=== Exercise objective ===
Look through the entries below and report how many lines hold the string "index". Only the number is wanted.
+++ Material for this task
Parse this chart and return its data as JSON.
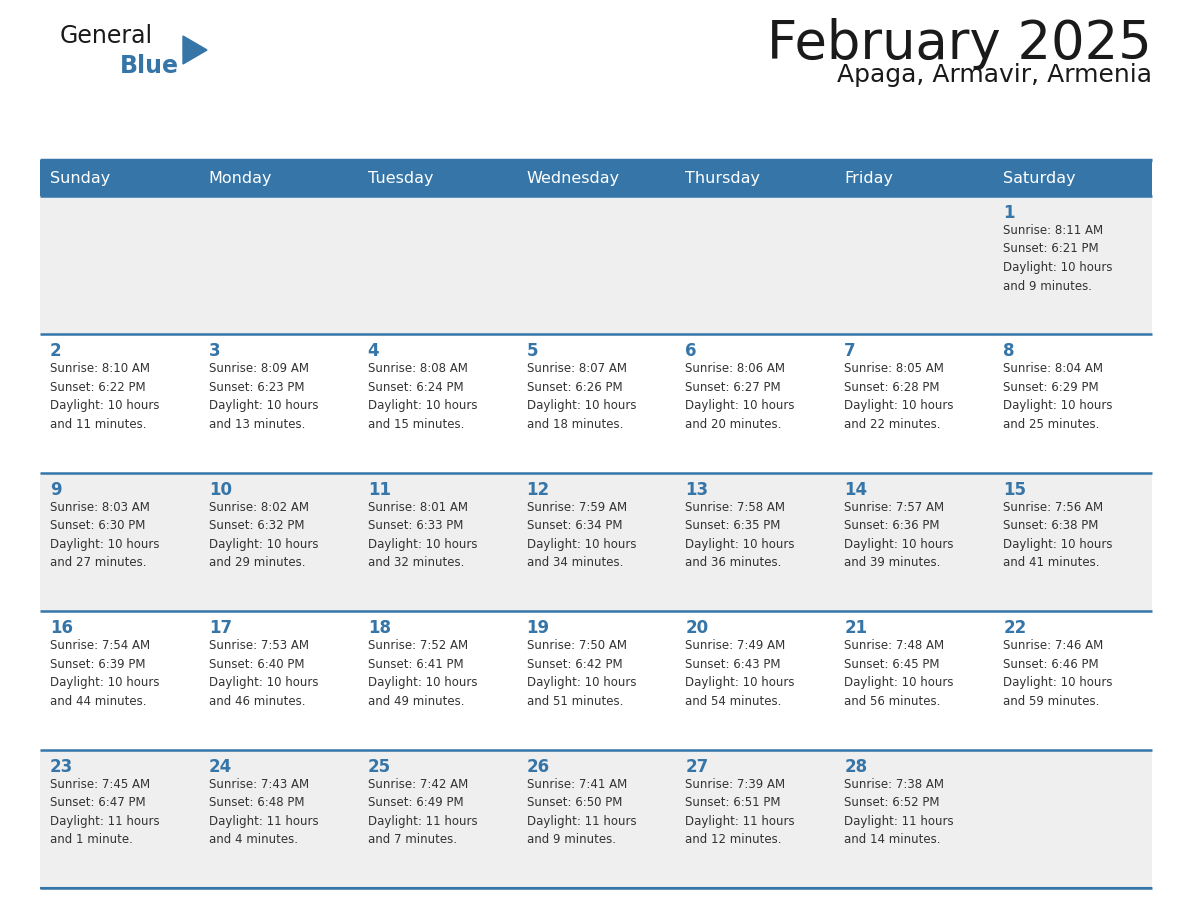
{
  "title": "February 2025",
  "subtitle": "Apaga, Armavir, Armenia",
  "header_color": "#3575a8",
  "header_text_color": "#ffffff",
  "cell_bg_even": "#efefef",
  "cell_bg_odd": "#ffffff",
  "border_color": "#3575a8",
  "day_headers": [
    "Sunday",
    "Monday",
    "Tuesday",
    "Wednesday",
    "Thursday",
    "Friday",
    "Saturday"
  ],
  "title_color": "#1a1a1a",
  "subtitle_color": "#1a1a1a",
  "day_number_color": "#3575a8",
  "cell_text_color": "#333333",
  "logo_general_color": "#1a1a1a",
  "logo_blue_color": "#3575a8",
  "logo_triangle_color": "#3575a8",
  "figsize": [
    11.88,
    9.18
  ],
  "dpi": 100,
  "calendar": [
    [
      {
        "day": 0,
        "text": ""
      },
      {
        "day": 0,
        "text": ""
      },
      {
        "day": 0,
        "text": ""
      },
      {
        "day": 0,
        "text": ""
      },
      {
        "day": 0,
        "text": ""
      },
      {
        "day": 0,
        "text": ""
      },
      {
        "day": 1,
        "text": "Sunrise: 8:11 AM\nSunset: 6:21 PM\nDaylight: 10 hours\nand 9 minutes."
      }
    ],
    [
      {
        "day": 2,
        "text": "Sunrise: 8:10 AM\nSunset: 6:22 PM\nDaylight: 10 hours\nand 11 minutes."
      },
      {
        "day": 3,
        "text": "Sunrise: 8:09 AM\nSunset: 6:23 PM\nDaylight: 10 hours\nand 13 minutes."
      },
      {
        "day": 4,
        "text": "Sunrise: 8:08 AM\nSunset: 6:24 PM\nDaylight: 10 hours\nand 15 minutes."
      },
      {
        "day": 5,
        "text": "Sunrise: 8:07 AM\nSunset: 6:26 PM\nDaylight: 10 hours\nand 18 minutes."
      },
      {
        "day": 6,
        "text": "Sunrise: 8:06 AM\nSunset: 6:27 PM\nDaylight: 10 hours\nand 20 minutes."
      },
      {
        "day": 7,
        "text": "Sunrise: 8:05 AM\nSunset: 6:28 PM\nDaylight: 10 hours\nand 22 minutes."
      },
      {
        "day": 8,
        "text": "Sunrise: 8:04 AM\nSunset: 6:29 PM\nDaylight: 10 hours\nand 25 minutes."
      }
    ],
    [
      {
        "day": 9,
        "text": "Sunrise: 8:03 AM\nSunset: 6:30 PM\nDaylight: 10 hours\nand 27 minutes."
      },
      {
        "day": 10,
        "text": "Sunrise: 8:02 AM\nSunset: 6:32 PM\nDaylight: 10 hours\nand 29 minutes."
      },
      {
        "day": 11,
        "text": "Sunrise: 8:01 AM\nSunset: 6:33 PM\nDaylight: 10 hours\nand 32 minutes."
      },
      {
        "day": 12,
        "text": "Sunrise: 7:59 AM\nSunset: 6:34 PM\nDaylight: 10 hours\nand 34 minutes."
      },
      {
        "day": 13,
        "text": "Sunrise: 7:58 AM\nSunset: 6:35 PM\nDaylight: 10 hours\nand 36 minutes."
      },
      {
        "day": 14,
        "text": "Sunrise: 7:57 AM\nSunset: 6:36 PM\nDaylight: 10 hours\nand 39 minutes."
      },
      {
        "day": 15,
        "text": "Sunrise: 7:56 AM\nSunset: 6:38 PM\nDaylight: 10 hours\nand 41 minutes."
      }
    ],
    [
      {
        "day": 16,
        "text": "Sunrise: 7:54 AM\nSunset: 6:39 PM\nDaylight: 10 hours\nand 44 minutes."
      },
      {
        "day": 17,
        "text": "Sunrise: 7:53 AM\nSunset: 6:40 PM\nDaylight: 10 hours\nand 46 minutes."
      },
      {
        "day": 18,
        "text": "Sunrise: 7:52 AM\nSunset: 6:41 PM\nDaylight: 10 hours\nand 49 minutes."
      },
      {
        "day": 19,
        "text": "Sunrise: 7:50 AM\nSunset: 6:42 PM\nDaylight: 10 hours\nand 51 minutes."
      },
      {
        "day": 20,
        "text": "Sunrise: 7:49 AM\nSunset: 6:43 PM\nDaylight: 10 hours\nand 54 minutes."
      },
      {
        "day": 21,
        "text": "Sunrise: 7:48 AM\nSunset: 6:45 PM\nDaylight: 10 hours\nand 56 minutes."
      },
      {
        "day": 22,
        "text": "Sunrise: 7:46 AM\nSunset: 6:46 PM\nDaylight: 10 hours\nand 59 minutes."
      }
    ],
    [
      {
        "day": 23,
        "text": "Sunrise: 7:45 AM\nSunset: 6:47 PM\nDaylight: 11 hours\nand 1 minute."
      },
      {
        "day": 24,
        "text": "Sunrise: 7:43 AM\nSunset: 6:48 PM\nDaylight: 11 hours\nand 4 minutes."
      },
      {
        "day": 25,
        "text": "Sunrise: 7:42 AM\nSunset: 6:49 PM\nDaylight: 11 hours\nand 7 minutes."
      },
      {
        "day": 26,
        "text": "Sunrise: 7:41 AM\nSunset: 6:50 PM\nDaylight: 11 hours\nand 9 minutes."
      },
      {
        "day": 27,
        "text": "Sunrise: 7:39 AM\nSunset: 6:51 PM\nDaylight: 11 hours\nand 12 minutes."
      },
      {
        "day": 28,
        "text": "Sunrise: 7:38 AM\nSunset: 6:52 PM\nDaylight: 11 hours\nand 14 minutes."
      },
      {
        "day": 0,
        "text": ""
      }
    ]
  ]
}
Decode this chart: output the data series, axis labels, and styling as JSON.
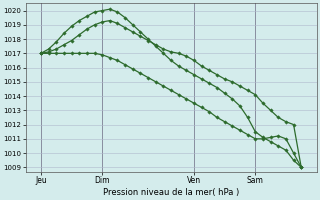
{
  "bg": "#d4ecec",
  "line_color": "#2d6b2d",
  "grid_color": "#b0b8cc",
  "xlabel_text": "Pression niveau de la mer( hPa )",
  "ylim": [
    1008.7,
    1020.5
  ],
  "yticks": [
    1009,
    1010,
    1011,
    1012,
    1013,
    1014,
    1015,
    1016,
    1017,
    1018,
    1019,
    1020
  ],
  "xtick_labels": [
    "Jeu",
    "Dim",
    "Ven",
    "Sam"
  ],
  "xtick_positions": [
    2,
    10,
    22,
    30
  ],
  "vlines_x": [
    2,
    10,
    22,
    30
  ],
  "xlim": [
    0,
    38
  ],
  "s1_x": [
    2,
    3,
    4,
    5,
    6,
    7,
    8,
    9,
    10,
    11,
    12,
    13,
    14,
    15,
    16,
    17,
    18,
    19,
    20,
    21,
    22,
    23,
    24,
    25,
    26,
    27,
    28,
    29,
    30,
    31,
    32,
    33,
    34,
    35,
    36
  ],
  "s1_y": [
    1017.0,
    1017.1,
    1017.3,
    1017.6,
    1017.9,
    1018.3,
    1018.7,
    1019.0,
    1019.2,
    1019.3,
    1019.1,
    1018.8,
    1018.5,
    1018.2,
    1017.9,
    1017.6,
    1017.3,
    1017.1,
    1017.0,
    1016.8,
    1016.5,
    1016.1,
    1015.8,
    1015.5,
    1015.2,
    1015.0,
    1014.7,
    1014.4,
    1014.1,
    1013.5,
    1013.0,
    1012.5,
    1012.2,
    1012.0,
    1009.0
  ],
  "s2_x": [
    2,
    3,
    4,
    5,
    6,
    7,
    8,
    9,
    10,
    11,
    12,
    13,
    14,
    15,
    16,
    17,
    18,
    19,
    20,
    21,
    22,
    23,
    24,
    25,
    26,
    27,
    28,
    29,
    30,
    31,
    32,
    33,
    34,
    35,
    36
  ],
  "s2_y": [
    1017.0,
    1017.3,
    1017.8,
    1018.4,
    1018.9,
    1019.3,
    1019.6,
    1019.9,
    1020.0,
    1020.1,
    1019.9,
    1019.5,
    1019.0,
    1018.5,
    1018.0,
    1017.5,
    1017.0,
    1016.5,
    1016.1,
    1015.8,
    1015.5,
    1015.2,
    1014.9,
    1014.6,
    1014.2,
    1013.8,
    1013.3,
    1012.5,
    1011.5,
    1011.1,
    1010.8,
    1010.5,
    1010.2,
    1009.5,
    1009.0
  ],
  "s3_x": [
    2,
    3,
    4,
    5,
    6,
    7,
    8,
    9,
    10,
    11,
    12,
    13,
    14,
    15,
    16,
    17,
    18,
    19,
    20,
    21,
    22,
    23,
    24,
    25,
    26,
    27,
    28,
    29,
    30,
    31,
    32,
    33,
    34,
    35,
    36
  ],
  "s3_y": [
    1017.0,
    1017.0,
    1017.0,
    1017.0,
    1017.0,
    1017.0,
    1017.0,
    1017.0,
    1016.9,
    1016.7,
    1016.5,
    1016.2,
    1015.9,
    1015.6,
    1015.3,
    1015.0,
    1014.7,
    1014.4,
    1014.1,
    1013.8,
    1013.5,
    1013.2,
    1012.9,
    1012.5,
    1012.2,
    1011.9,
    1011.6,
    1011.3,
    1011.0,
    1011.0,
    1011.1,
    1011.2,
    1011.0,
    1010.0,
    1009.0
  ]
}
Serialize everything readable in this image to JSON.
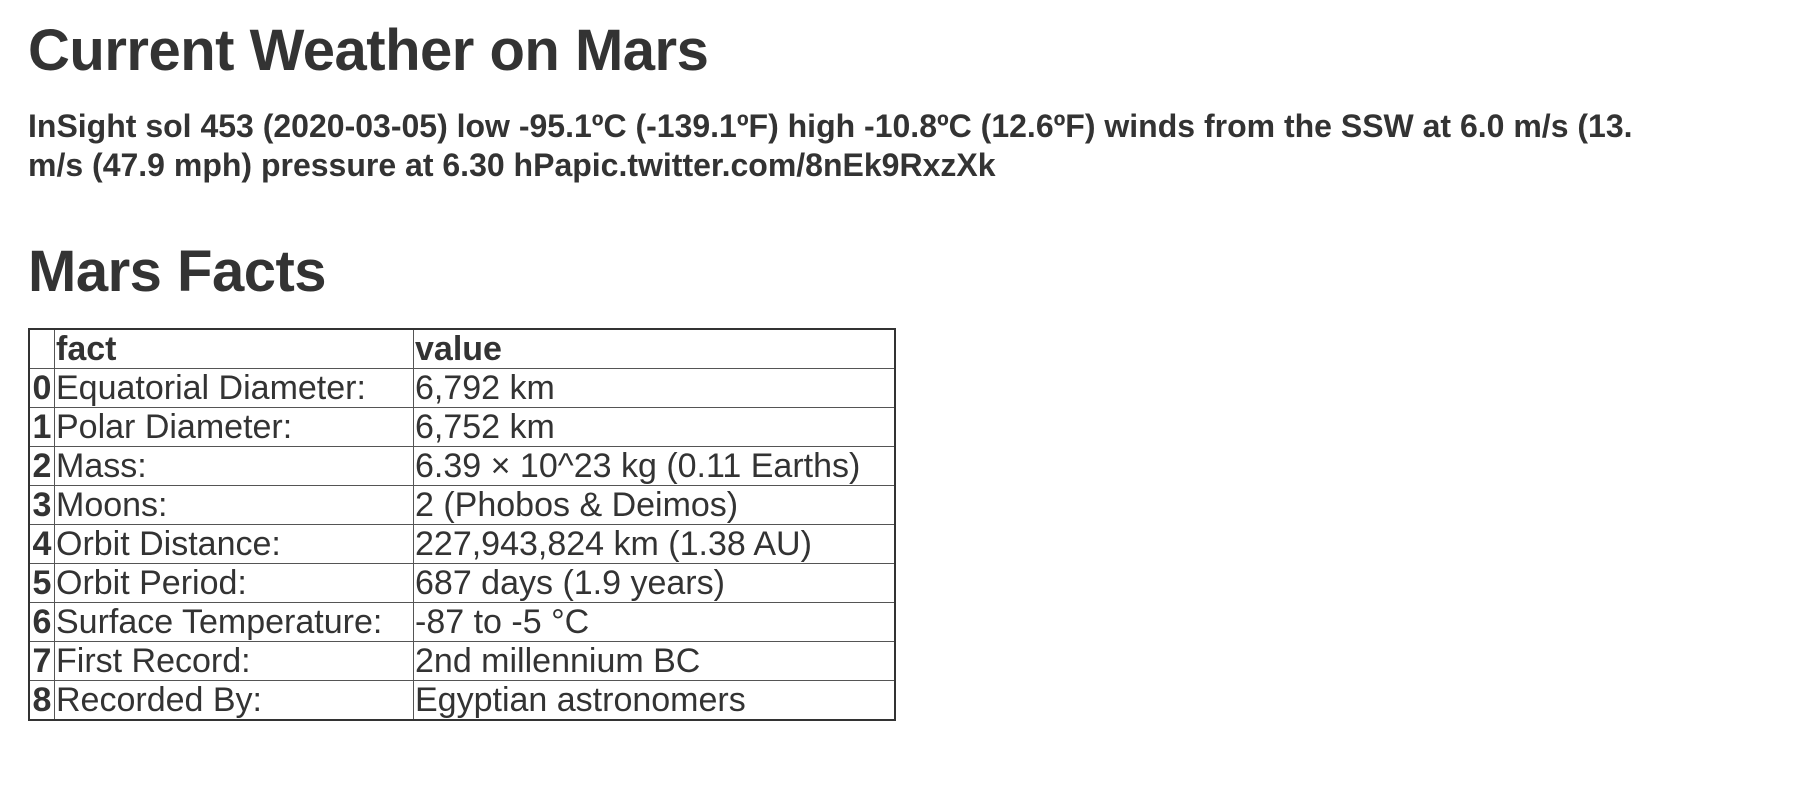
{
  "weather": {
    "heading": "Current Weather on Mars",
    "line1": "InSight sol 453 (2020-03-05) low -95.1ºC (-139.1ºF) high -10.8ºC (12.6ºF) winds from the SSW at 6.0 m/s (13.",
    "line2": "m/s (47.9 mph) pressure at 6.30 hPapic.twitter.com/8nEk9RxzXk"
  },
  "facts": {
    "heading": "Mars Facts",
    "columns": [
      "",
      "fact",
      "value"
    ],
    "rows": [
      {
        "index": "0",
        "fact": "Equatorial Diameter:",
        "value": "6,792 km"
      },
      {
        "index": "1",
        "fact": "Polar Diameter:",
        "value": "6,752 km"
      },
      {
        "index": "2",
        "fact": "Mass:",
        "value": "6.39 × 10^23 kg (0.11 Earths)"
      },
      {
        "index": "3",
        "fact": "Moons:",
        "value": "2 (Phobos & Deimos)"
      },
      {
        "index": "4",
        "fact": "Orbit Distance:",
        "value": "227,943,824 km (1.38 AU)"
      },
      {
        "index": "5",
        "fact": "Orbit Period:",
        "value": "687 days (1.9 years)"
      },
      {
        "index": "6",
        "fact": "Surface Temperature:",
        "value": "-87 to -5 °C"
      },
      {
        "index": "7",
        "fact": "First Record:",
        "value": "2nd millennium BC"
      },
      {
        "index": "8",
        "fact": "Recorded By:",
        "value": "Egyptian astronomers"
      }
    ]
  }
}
++++++
=== Correct response ===
9